__Exercise input__
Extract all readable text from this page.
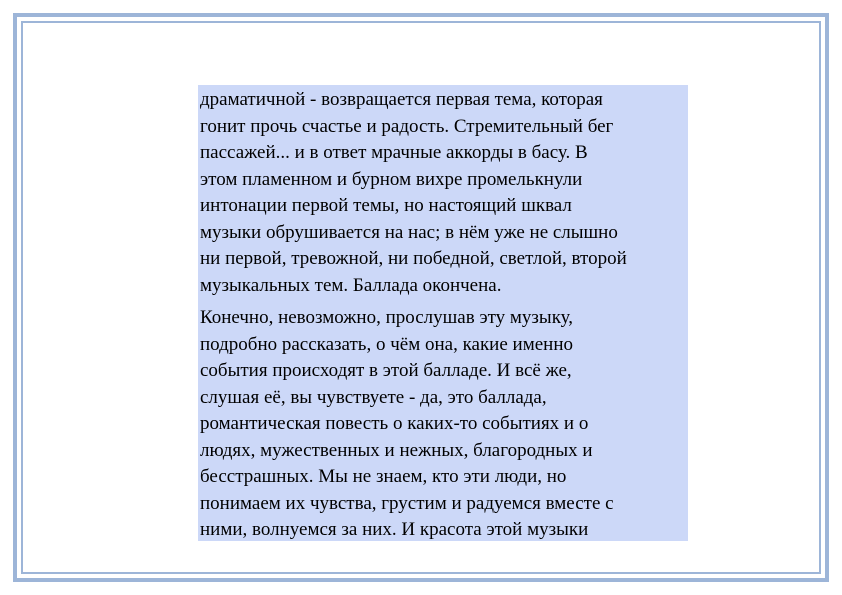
драматичной - возвращается первая тема, которая
гонит прочь счастье и радость. Стремительный бег
пассажей... и в ответ мрачные аккорды в басу. В
этом пламенном и бурном вихре промелькнули
интонации первой темы, но настоящий шквал
музыки обрушивается на нас; в нём уже не слышно
ни первой, тревожной, ни победной, светлой, второй
музыкальных тем. Баллада окончена.

Конечно, невозможно, прослушав эту музыку,
подробно рассказать, о чём она, какие именно
события происходят в этой балладе. И всё же,
слушая её, вы чувствуете - да, это баллада,
романтическая повесть о каких-то событиях и о
людях, мужественных и нежных, благородных и
бесстрашных. Мы не знаем, кто эти люди, но
понимаем их чувства, грустим и радуемся вместе с
ними, волнуемся за них. И красота этой музыки
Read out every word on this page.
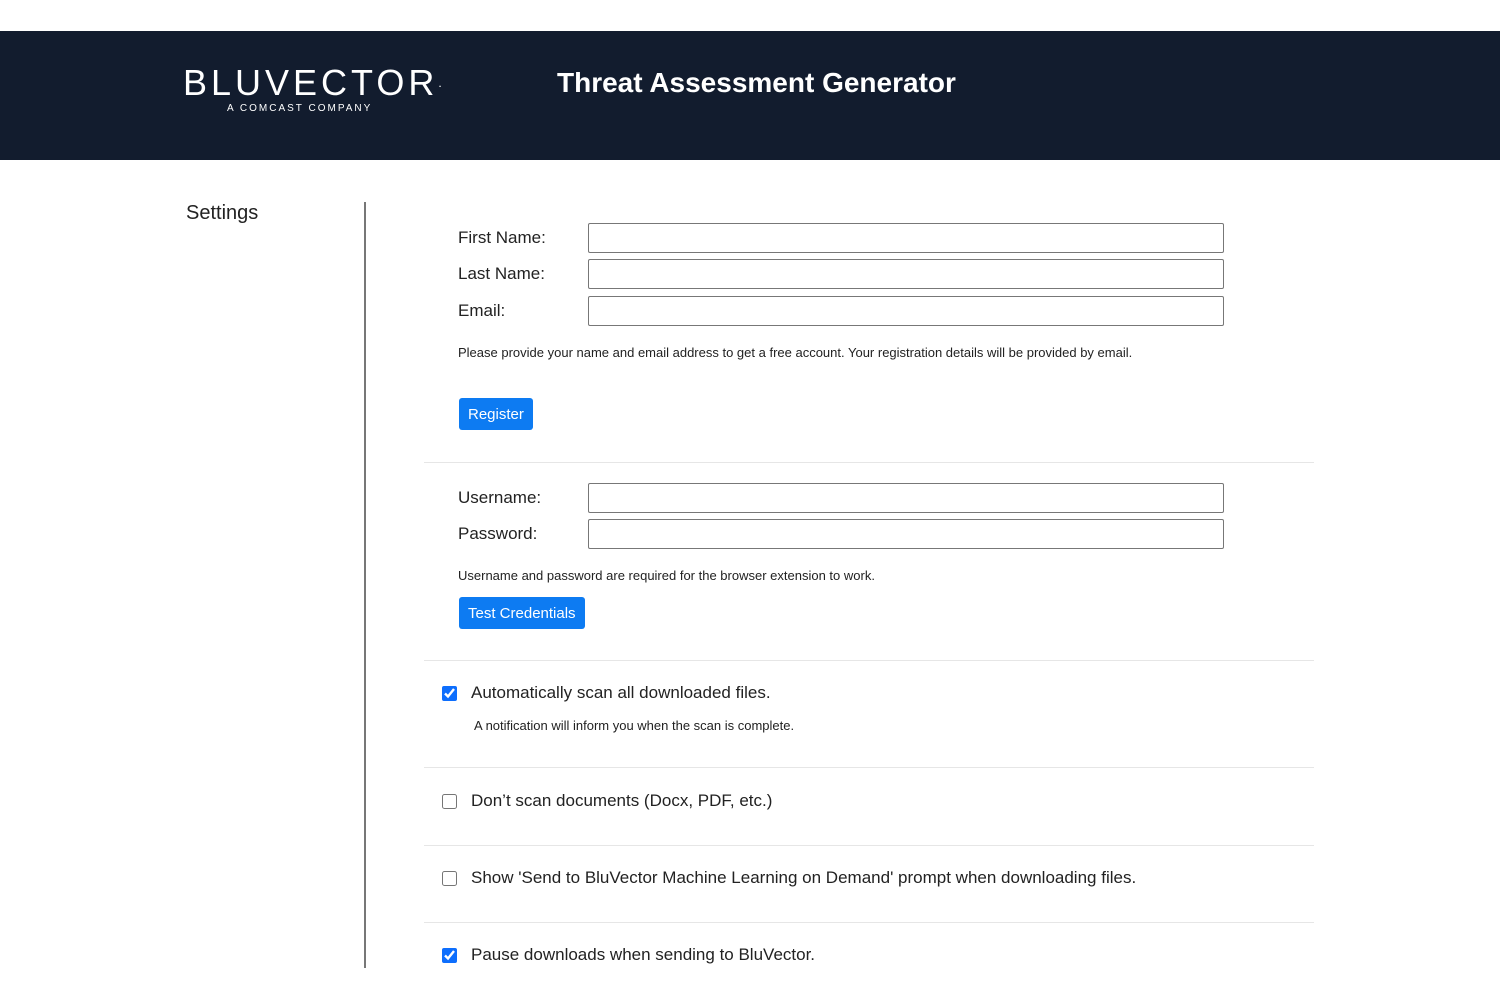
BLUVECTOR.
A COMCAST COMPANY
Threat Assessment Generator
Settings
First Name:
Last Name:
Email:
Please provide your name and email address to get a free account. Your registration details will be provided by email.
Register
Username:
Password:
Username and password are required for the browser extension to work.
Test Credentials
Automatically scan all downloaded files.
A notification will inform you when the scan is complete.
Don’t scan documents (Docx, PDF, etc.)
Show 'Send to BluVector Machine Learning on Demand' prompt when downloading files.
Pause downloads when sending to BluVector.
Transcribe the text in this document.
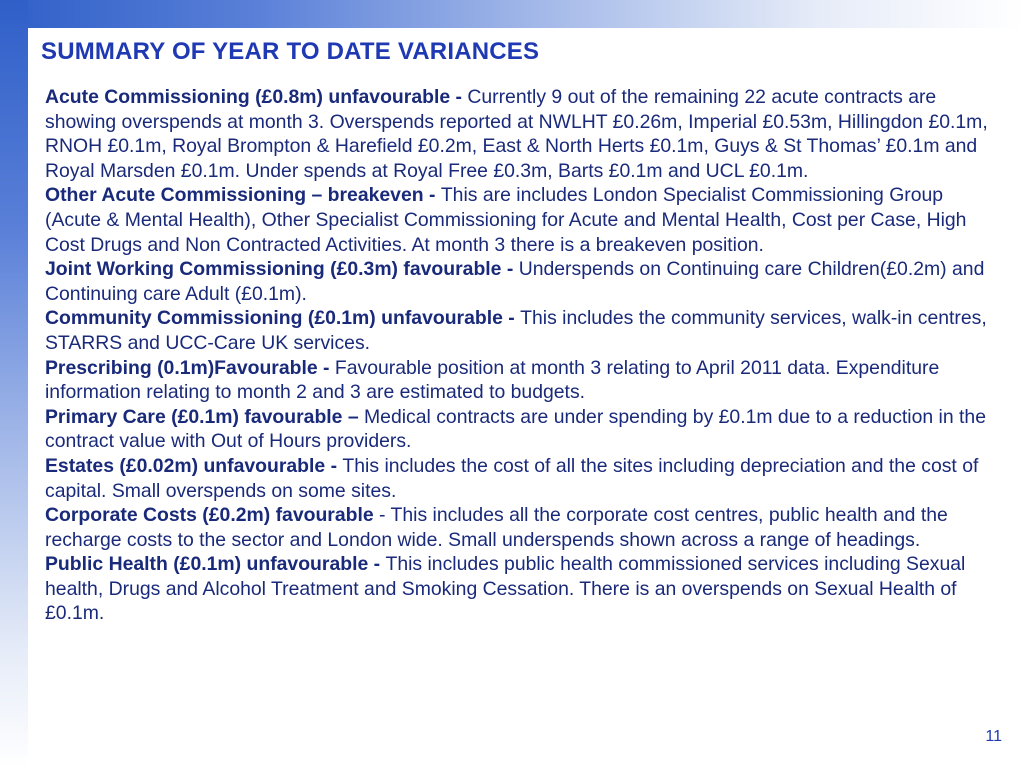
SUMMARY OF YEAR TO DATE VARIANCES

Acute Commissioning (£0.8m) unfavourable - Currently 9 out of the remaining 22 acute contracts are showing overspends at month 3. Overspends reported at NWLHT £0.26m, Imperial £0.53m, Hillingdon £0.1m, RNOH £0.1m, Royal Brompton & Harefield £0.2m, East & North Herts £0.1m, Guys & St Thomas’ £0.1m and Royal Marsden £0.1m. Under spends at Royal Free £0.3m, Barts £0.1m and UCL £0.1m.

Other Acute Commissioning – breakeven - This are includes London Specialist Commissioning Group (Acute & Mental Health), Other Specialist Commissioning for Acute and Mental Health, Cost per Case, High Cost Drugs and Non Contracted Activities. At month 3 there is a breakeven position.

Joint Working Commissioning (£0.3m) favourable - Underspends on Continuing care Children(£0.2m) and Continuing care Adult (£0.1m).

Community Commissioning (£0.1m) unfavourable - This includes the community services, walk-in centres, STARRS and UCC-Care UK services.

Prescribing (0.1m)Favourable - Favourable position at month 3 relating to April 2011 data. Expenditure information relating to month 2 and 3 are estimated to budgets.

Primary Care (£0.1m) favourable – Medical contracts are under spending by £0.1m due to a reduction in the contract value with Out of Hours providers.

Estates (£0.02m) unfavourable - This includes the cost of all the sites including depreciation and the cost of capital. Small overspends on some sites.

Corporate Costs (£0.2m) favourable - This includes all the corporate cost centres, public health and the recharge costs to the sector and London wide. Small underspends shown across a range of headings.

Public Health (£0.1m) unfavourable - This includes public health commissioned services including Sexual health, Drugs and Alcohol Treatment and Smoking Cessation. There is an overspends on Sexual Health of £0.1m.

11
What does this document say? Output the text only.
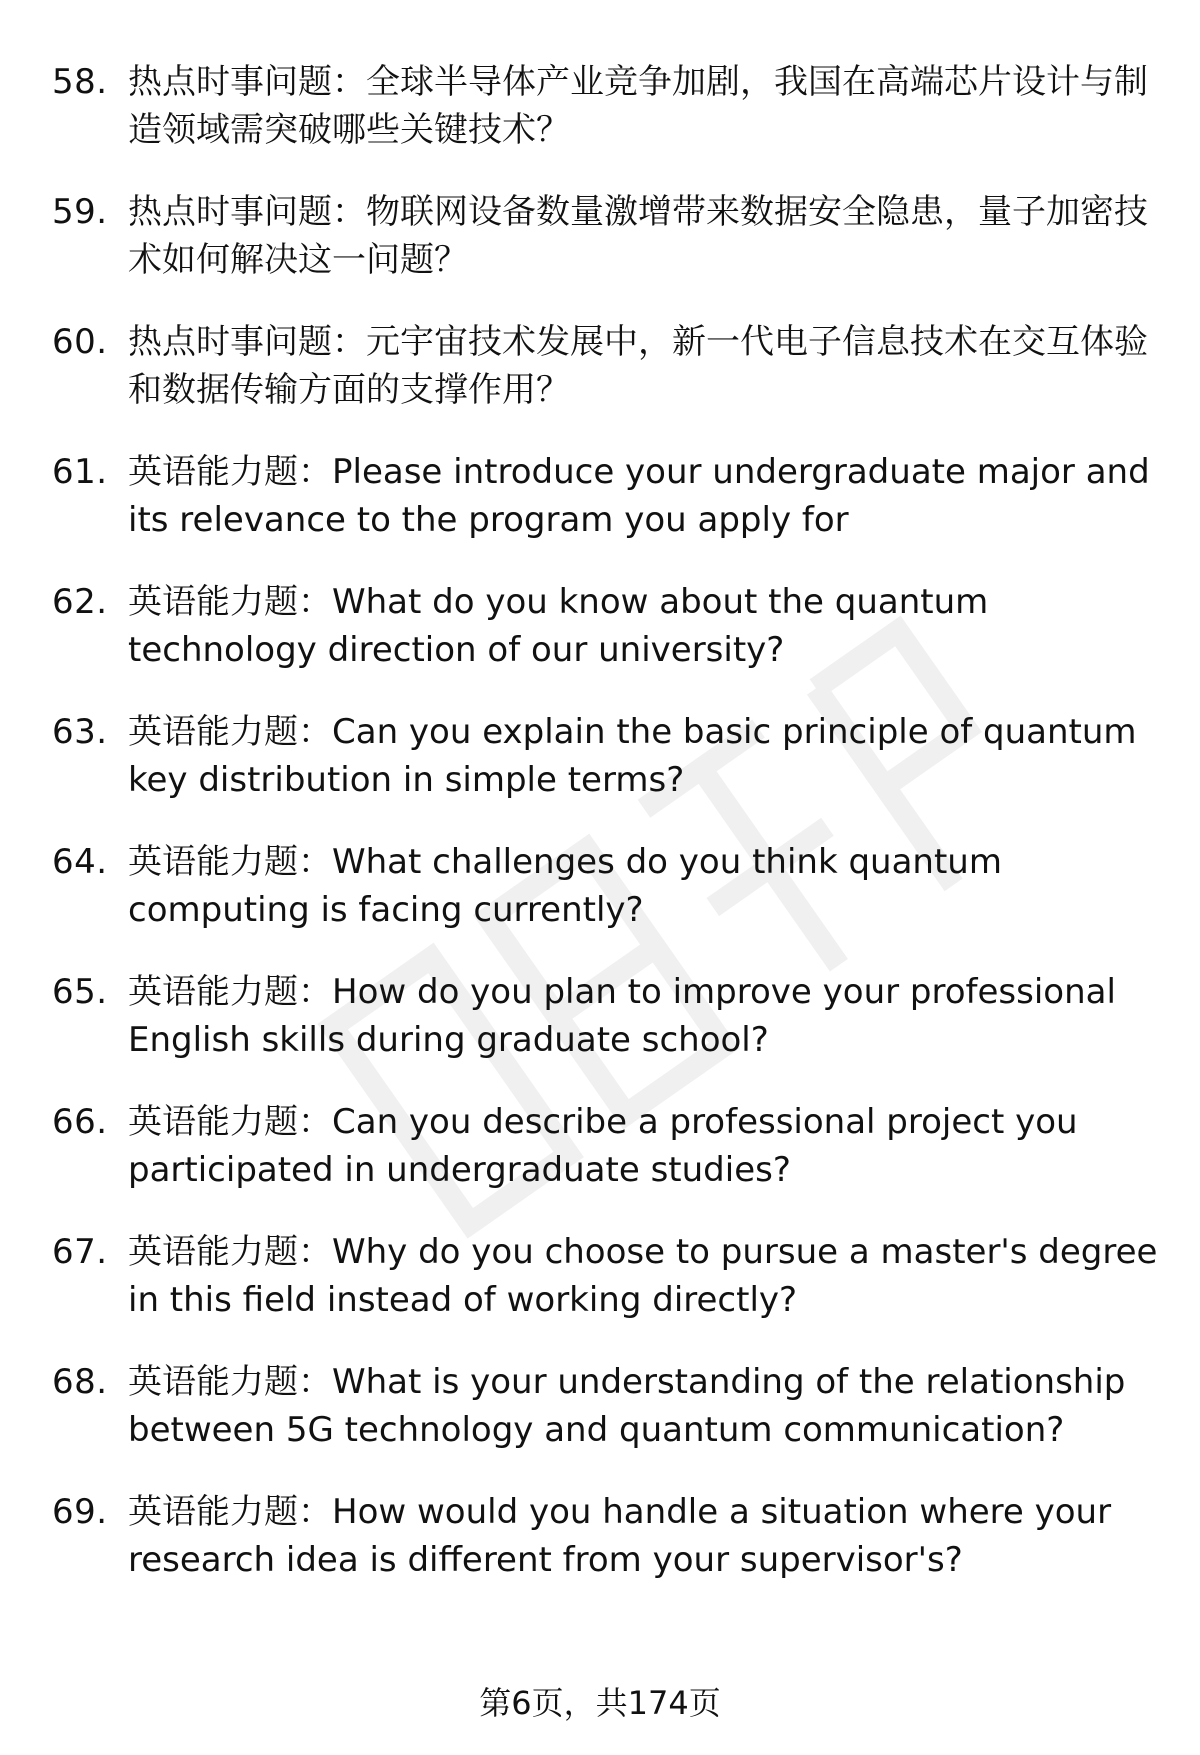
58. 热点时事问题：全球半导体产业竞争加剧，我国在高端芯片设计与制造领域需突破哪些关键技术？
59. 热点时事问题：物联网设备数量激增带来数据安全隐患，量子加密技术如何解决这一问题？
60. 热点时事问题：元宇宙技术发展中，新一代电子信息技术在交互体验和数据传输方面的支撑作用？
61. 英语能力题：Please introduce your undergraduate major and its relevance to the program you apply for
62. 英语能力题：What do you know about the quantum technology direction of our university?
63. 英语能力题：Can you explain the basic principle of quantum key distribution in simple terms?
64. 英语能力题：What challenges do you think quantum computing is facing currently?
65. 英语能力题：How do you plan to improve your professional English skills during graduate school?
66. 英语能力题：Can you describe a professional project you participated in undergraduate studies?
67. 英语能力题：Why do you choose to pursue a master's degree in this field instead of working directly?
68. 英语能力题：What is your understanding of the relationship between 5G technology and quantum communication?
69. 英语能力题：How would you handle a situation where your research idea is different from your supervisor's?
第6页，共174页
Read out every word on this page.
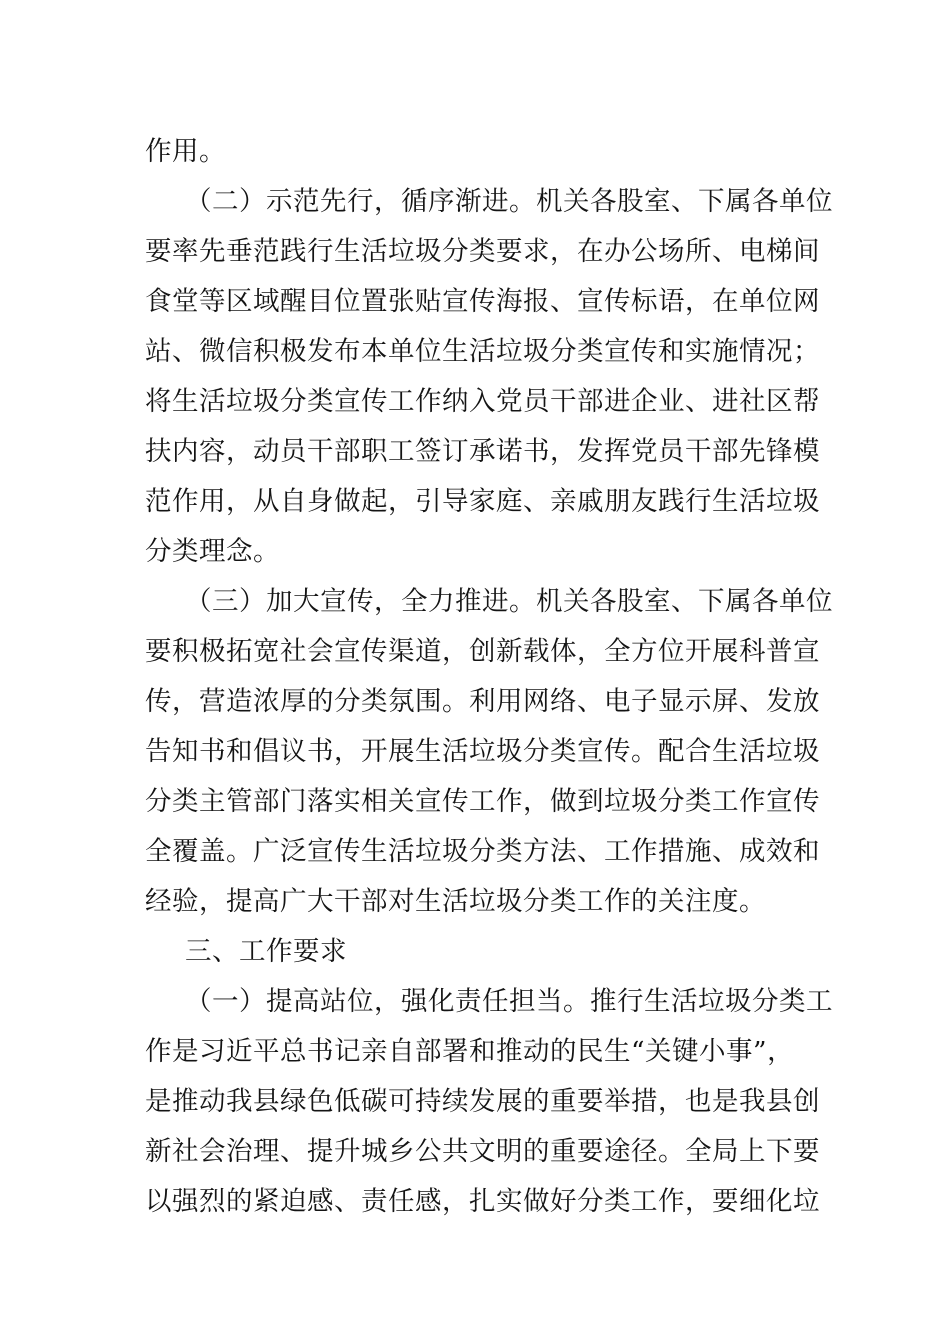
作用。
（二）示范先行，循序渐进。机关各股室、下属各单位
要率先垂范践行生活垃圾分类要求，在办公场所、电梯间
食堂等区域醒目位置张贴宣传海报、宣传标语，在单位网
站、微信积极发布本单位生活垃圾分类宣传和实施情况；
将生活垃圾分类宣传工作纳入党员干部进企业、进社区帮
扶内容，动员干部职工签订承诺书，发挥党员干部先锋模
范作用，从自身做起，引导家庭、亲戚朋友践行生活垃圾
分类理念。
（三）加大宣传，全力推进。机关各股室、下属各单位
要积极拓宽社会宣传渠道，创新载体，全方位开展科普宣
传，营造浓厚的分类氛围。利用网络、电子显示屏、发放
告知书和倡议书，开展生活垃圾分类宣传。配合生活垃圾
分类主管部门落实相关宣传工作，做到垃圾分类工作宣传
全覆盖。广泛宣传生活垃圾分类方法、工作措施、成效和
经验，提高广大干部对生活垃圾分类工作的关注度。
三、工作要求
（一）提高站位，强化责任担当。推行生活垃圾分类工
作是习近平总书记亲自部署和推动的民生“关键小事”，
是推动我县绿色低碳可持续发展的重要举措，也是我县创
新社会治理、提升城乡公共文明的重要途径。全局上下要
以强烈的紧迫感、责任感，扎实做好分类工作，要细化垃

__Exercise instructions__
Pull out each line containing the word "contracts" and copy it.

__Result of this task__
Acute Commissioning (£0.8m) unfavourable - Currently 9 out of the remaining 22 acute contracts are showing overspends at month 3. Overspends reported at NWLHT £0.26m, Imperial £0.53m, Hillingdon £0.1m, RNOH £0.1m, Royal Brompton & Harefield £0.2m, East & North Herts £0.1m, Guys & St Thomas’ £0.1m and Royal Marsden £0.1m. Under spends at Royal Free £0.3m, Barts £0.1m and UCL £0.1m.
Primary Care (£0.1m) favourable – Medical contracts are under spending by £0.1m due to a reduction in the contract value with Out of Hours providers.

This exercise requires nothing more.